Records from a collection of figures
/---

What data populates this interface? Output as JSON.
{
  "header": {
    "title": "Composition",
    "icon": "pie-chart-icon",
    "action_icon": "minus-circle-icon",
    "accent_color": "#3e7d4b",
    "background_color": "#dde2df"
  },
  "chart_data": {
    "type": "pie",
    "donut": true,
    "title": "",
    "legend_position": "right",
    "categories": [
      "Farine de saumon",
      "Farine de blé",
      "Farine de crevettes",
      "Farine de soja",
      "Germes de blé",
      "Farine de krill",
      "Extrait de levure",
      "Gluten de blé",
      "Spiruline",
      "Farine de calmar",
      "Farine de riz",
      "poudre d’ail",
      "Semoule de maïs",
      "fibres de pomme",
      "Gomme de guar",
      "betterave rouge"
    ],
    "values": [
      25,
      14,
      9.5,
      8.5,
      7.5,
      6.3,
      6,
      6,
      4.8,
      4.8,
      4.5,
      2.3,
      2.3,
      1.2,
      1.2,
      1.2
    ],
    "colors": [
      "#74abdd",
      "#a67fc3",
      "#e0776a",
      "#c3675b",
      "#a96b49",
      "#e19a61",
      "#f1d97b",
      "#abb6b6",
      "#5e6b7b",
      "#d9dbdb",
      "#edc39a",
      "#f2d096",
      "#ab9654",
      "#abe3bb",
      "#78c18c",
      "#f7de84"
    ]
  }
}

\---

Emit the records above again, exactly, with no line skipped.

What data populates this interface? Output as JSON.
{
  "header": {
    "title": "Composition",
    "icon": "pie-chart-icon",
    "action_icon": "minus-circle-icon",
    "accent_color": "#3e7d4b",
    "background_color": "#dde2df"
  },
  "chart_data": {
    "type": "pie",
    "donut": true,
    "title": "",
    "legend_position": "right",
    "categories": [
      "Farine de saumon",
      "Farine de blé",
      "Farine de crevettes",
      "Farine de soja",
      "Germes de blé",
      "Farine de krill",
      "Extrait de levure",
      "Gluten de blé",
      "Spiruline",
      "Farine de calmar",
      "Farine de riz",
      "poudre d’ail",
      "Semoule de maïs",
      "fibres de pomme",
      "Gomme de guar",
      "betterave rouge"
    ],
    "values": [
      25,
      14,
      9.5,
      8.5,
      7.5,
      6.3,
      6,
      6,
      4.8,
      4.8,
      4.5,
      2.3,
      2.3,
      1.2,
      1.2,
      1.2
    ],
    "colors": [
      "#74abdd",
      "#a67fc3",
      "#e0776a",
      "#c3675b",
      "#a96b49",
      "#e19a61",
      "#f1d97b",
      "#abb6b6",
      "#5e6b7b",
      "#d9dbdb",
      "#edc39a",
      "#f2d096",
      "#ab9654",
      "#abe3bb",
      "#78c18c",
      "#f7de84"
    ]
  }
}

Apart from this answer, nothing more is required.